### Goal
Find the string "color" in the entries and copy each line that has it.

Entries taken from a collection

** start **

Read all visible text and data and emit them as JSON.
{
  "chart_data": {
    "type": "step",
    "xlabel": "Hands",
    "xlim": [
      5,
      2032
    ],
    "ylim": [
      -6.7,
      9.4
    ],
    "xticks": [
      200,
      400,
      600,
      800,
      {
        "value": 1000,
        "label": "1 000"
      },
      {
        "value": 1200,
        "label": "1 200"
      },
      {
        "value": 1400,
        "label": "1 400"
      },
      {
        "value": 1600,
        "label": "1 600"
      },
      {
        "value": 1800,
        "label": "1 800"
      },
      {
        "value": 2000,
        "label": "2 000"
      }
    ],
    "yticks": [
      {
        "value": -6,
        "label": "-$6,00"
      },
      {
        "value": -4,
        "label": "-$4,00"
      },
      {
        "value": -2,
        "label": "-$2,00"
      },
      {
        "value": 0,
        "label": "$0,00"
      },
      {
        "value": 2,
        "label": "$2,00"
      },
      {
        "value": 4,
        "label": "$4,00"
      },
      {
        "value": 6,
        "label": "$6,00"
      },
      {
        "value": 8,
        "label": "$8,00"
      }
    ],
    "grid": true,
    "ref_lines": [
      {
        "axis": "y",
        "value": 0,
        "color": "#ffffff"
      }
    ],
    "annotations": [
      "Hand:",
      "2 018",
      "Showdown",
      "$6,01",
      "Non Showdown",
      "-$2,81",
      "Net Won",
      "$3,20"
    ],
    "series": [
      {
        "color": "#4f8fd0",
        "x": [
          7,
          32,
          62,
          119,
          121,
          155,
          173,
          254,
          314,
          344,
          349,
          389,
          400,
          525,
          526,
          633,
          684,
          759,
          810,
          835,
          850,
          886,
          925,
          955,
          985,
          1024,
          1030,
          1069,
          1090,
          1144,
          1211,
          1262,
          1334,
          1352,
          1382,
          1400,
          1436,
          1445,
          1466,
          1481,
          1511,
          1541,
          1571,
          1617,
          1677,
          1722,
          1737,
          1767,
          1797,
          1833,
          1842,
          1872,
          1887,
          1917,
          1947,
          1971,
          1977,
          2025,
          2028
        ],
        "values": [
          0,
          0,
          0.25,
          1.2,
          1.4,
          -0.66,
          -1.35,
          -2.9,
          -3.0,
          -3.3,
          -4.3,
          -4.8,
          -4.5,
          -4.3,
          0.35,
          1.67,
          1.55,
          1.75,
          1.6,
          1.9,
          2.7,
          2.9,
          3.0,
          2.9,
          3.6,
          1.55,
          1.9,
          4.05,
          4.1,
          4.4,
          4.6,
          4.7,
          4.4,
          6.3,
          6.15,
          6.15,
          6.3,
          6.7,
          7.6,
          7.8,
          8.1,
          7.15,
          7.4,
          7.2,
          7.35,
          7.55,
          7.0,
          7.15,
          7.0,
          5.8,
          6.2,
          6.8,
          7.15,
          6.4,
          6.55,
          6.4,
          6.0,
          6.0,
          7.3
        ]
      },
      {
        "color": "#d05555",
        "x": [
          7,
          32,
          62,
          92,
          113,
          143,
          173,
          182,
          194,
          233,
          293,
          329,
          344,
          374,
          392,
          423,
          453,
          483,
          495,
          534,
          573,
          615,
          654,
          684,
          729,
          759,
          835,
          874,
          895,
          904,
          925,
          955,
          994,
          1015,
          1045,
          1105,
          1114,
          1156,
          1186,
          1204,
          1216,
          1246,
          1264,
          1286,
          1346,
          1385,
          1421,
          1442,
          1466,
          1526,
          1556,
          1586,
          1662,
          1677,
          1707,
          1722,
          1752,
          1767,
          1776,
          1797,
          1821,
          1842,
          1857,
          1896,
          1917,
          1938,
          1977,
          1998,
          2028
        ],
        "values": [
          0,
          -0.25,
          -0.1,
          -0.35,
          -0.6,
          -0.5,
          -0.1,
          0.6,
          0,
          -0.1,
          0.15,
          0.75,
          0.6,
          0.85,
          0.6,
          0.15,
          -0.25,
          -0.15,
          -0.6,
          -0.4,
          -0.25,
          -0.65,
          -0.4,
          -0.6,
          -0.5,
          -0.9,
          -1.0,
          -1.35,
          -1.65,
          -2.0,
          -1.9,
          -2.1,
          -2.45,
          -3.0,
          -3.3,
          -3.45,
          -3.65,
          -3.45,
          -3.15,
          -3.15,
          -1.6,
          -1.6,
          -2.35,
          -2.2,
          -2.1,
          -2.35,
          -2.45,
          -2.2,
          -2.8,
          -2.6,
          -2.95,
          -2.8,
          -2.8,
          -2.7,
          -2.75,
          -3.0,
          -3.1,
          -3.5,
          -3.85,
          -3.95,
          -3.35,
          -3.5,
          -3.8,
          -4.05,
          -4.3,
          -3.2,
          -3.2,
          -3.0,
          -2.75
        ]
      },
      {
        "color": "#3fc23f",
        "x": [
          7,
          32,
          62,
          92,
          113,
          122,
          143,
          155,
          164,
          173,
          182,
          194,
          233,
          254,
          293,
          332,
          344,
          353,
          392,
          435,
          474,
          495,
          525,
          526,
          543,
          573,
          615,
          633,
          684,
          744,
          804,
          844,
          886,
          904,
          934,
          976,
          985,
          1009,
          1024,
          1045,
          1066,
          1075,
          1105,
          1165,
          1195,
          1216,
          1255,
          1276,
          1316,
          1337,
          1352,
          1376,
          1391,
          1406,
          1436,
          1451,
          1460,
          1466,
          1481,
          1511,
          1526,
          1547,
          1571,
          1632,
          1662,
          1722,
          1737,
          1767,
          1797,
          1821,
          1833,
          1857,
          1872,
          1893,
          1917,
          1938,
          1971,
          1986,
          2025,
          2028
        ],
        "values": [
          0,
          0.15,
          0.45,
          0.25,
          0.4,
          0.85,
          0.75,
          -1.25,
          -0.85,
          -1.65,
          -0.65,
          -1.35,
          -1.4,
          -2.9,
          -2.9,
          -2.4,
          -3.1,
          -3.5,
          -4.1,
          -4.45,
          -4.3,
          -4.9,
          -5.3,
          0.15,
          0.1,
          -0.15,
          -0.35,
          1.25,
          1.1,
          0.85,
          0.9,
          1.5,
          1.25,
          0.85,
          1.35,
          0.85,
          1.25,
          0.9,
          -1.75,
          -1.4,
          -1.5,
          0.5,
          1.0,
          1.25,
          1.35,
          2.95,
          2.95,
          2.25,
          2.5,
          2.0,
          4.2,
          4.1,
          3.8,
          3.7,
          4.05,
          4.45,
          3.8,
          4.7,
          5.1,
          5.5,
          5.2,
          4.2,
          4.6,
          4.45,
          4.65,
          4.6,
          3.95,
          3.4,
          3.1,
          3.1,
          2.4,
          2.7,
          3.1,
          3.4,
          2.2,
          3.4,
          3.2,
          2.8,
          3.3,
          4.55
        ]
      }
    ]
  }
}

** end **

### Written response
        "color": "#ffffff"
        "color": "#4f8fd0",
        "color": "#d05555",
        "color": "#3fc23f",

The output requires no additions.